#### Prompt
Output the lines of the material from the very beginning up to and including the line containing "distribution-dropdown[interactable]: GGX ⌄ (36, 416, 200, 429)" as a JSON list of strings, one string per line, with blank lines omitted.

Collected data entries
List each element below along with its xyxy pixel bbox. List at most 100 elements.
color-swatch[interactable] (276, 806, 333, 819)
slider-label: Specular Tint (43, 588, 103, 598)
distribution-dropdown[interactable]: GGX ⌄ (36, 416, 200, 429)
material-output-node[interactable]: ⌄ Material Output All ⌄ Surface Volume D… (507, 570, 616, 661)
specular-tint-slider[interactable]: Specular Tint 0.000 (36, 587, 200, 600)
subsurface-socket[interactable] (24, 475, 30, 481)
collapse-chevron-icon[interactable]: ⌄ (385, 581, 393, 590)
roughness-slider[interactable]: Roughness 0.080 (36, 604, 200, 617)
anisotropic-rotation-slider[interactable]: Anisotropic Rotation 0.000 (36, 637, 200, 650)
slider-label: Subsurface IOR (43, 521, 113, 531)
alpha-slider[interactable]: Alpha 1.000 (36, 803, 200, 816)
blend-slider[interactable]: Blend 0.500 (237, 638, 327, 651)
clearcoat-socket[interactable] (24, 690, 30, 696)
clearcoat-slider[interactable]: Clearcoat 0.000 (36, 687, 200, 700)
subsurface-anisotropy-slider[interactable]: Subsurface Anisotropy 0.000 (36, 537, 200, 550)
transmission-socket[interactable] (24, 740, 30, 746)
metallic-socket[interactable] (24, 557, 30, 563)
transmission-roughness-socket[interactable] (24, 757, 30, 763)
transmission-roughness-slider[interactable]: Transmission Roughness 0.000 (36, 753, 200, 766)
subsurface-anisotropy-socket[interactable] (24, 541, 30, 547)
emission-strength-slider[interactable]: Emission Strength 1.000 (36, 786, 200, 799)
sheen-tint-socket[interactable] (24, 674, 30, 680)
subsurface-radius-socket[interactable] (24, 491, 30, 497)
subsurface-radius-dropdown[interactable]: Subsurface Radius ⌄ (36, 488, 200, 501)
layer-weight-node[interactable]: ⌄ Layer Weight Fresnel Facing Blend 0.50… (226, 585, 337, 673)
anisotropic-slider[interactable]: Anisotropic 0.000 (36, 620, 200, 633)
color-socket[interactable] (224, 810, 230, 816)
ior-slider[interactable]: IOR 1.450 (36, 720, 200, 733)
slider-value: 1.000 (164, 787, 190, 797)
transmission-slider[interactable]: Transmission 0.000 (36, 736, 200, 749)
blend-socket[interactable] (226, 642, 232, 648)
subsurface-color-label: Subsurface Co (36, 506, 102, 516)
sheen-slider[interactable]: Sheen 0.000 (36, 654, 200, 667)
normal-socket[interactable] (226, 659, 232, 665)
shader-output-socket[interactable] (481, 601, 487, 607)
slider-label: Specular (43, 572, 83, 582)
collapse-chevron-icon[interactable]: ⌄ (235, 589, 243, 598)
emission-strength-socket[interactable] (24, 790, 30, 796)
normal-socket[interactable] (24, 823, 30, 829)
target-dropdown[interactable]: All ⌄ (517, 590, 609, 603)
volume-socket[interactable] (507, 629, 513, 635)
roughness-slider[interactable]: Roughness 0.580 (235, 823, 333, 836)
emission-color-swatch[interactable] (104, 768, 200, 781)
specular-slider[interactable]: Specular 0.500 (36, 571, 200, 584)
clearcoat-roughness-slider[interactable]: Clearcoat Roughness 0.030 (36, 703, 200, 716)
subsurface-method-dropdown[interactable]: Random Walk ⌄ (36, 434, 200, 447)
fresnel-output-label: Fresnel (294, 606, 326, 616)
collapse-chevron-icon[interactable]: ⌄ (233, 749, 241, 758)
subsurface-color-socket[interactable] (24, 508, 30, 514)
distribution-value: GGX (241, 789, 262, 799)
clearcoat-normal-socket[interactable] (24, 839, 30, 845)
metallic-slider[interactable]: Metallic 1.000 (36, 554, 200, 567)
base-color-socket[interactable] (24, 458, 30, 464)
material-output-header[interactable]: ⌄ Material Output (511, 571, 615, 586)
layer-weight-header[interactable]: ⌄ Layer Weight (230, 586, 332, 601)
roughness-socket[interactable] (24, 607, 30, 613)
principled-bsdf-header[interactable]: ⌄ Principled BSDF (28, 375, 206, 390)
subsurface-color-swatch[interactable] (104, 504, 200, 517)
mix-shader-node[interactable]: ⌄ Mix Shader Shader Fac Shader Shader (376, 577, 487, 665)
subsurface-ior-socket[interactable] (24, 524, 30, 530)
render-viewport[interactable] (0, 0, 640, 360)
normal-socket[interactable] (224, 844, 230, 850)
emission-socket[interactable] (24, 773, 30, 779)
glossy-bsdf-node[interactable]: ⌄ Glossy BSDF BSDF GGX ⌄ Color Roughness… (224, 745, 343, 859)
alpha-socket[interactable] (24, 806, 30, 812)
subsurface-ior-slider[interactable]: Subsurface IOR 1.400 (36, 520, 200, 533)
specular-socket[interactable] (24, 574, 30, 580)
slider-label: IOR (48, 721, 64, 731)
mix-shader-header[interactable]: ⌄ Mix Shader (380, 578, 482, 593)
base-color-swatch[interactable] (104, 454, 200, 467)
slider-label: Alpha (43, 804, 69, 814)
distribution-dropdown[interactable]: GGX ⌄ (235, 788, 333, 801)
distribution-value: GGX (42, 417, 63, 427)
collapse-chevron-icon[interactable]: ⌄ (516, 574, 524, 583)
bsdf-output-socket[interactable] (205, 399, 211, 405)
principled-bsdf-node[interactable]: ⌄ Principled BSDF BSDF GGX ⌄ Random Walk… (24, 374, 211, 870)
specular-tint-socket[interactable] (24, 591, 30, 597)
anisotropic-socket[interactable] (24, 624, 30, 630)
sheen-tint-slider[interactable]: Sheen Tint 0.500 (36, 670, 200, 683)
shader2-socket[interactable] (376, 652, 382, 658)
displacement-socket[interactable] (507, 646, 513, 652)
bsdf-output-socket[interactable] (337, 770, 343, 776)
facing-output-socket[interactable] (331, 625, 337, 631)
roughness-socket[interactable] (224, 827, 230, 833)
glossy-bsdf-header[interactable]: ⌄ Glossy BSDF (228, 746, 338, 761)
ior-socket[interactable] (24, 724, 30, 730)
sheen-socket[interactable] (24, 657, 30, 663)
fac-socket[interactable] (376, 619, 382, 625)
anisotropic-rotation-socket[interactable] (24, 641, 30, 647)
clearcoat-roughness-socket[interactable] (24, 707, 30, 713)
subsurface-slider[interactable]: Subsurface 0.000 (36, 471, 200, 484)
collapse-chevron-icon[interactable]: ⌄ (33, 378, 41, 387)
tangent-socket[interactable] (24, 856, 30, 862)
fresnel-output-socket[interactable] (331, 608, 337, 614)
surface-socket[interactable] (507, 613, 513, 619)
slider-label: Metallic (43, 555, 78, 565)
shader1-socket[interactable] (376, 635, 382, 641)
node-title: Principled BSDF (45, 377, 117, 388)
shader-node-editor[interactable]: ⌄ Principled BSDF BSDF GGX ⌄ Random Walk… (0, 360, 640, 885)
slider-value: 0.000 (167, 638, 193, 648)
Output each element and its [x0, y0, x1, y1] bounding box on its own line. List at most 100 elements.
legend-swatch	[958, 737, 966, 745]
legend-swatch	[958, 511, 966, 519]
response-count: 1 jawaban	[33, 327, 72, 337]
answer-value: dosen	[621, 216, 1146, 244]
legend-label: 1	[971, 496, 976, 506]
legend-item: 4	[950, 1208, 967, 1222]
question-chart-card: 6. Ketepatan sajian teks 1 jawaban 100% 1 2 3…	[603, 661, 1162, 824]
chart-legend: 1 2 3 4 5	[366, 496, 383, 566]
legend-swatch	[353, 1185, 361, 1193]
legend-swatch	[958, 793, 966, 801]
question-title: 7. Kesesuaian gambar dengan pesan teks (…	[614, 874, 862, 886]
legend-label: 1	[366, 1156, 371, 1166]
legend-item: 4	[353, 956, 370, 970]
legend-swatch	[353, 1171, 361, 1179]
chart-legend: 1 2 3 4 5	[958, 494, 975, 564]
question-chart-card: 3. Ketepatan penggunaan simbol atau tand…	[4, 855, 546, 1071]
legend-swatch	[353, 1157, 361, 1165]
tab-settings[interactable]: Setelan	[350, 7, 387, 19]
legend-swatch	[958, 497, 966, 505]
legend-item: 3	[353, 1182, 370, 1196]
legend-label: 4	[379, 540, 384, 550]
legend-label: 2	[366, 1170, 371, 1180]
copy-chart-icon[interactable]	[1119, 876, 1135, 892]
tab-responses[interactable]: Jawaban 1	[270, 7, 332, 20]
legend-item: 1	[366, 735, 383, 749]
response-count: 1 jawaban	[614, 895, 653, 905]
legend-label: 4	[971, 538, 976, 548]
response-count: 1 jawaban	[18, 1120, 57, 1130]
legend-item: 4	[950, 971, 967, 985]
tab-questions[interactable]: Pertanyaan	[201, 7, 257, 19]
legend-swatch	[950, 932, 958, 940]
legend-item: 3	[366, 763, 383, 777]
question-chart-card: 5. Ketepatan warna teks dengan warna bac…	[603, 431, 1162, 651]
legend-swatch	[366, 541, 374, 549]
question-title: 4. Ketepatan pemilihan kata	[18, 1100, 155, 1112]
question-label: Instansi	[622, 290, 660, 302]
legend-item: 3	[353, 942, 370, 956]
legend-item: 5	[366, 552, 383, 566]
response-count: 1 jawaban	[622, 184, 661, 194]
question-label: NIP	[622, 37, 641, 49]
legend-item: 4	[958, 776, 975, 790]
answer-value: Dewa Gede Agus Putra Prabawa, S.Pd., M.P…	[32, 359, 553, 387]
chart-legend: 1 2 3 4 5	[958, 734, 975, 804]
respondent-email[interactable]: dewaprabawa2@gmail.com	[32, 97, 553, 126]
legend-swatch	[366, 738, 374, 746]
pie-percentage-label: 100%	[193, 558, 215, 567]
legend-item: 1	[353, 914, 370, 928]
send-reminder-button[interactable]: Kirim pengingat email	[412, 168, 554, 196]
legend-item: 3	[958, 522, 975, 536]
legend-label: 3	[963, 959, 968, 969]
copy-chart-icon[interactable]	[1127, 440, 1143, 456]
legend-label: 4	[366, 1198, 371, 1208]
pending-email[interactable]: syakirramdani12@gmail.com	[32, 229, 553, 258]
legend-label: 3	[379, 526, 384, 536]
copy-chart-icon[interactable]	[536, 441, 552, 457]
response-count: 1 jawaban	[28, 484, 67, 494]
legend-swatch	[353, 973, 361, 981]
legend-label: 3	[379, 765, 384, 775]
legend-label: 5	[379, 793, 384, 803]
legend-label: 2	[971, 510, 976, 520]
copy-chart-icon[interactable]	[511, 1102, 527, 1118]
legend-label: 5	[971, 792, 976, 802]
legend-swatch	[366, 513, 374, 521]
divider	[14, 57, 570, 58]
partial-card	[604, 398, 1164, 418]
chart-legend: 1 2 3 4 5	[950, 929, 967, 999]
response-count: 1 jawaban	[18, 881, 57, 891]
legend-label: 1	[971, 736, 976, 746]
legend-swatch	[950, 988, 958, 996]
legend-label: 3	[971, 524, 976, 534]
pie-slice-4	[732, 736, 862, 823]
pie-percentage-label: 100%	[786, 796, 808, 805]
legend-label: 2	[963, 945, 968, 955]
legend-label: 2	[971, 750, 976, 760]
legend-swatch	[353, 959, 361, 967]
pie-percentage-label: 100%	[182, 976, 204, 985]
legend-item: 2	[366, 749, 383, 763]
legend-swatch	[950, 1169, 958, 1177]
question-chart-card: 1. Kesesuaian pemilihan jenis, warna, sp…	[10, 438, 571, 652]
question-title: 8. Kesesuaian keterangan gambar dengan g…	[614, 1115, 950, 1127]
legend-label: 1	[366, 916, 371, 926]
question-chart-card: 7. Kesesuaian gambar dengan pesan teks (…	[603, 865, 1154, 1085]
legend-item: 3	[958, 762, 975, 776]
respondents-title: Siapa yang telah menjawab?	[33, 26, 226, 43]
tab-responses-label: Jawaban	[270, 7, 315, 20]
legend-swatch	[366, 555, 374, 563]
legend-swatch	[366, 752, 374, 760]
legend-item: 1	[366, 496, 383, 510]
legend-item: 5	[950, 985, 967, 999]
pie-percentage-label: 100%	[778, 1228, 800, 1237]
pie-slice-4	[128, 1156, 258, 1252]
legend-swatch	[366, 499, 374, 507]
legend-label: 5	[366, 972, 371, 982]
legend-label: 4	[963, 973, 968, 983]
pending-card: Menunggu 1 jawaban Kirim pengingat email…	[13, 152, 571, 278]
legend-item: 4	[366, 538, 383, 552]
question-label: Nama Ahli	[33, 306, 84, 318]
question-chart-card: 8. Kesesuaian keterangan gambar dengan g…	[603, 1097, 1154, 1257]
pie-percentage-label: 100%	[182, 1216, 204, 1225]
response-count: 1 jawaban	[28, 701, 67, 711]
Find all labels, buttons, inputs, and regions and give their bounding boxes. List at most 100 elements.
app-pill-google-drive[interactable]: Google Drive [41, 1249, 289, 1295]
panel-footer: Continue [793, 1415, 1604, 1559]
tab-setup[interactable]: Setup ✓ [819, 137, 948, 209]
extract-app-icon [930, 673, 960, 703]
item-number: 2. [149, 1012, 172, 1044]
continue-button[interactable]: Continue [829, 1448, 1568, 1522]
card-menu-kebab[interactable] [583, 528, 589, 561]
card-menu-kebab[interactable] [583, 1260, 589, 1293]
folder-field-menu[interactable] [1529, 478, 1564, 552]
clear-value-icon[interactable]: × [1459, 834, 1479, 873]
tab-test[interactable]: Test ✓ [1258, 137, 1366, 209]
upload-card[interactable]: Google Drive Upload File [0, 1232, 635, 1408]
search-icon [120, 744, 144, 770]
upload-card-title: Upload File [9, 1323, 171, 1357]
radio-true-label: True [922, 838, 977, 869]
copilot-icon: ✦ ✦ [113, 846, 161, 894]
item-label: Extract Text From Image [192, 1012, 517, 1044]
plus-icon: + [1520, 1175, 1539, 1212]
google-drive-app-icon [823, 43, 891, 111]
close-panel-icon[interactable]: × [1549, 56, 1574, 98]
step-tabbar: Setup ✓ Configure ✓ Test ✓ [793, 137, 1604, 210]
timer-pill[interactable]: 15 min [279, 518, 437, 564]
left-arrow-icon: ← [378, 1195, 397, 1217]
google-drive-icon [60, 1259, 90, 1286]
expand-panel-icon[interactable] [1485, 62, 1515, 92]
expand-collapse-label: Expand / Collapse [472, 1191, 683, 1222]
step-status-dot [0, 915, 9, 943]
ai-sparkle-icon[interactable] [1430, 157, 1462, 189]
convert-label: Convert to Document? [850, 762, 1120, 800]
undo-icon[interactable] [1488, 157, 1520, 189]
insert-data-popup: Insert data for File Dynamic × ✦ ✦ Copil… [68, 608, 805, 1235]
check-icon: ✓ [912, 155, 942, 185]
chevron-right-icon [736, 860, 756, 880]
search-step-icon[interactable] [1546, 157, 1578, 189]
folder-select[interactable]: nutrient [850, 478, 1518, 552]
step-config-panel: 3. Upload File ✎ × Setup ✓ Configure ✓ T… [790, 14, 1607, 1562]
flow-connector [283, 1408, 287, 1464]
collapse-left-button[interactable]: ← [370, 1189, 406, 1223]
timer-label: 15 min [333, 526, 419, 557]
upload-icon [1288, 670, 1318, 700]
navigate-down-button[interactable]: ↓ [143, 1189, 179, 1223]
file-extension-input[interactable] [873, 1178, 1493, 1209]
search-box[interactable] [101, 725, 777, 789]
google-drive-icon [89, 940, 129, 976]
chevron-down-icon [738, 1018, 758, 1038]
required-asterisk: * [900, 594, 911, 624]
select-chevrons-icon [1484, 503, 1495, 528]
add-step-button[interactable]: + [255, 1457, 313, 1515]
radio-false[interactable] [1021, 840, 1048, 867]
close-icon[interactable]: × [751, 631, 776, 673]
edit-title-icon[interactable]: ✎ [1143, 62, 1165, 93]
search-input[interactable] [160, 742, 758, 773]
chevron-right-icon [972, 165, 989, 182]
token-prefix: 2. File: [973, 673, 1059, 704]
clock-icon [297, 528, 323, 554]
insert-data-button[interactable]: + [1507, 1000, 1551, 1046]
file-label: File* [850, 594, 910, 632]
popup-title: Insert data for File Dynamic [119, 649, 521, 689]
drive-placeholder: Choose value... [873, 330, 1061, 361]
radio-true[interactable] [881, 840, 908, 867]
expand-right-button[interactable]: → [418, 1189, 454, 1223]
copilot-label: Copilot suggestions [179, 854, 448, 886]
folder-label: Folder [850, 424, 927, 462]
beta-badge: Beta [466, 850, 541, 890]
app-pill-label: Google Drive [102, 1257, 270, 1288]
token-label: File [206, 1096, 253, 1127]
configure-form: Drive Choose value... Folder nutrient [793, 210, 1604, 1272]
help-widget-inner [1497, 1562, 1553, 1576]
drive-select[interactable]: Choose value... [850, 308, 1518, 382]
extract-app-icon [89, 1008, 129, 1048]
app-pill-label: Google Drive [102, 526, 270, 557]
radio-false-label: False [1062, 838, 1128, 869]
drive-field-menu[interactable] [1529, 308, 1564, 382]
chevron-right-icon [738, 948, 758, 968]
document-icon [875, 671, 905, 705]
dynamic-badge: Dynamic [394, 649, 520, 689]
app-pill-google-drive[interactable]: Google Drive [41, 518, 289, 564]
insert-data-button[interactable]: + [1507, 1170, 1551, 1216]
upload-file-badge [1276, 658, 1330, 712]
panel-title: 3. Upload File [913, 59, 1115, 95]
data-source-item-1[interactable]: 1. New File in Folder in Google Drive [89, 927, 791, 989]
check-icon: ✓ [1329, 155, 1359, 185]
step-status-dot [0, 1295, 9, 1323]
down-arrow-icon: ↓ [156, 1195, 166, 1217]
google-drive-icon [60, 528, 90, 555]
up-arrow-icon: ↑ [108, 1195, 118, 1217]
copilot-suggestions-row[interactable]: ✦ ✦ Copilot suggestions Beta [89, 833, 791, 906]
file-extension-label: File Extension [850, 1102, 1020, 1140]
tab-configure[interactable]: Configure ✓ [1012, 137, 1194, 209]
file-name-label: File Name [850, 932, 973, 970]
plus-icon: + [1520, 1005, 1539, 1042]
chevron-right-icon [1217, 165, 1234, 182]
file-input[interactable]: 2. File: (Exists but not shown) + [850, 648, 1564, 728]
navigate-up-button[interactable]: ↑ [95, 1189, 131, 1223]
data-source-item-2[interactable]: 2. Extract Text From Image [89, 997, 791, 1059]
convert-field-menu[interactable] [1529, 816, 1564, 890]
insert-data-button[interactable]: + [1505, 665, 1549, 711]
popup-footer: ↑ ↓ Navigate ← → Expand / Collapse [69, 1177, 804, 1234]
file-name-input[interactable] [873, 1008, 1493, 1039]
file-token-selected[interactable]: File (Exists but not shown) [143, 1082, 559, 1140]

#### Solution to this problem
[
  "List each element below along with its xyxy pixel bbox. List at most 100 elements.",
  "color-swatch[interactable] (276, 806, 333, 819)",
  "slider-label: Specular Tint (43, 588, 103, 598)",
  "distribution-dropdown[interactable]: GGX ⌄ (36, 416, 200, 429)"
]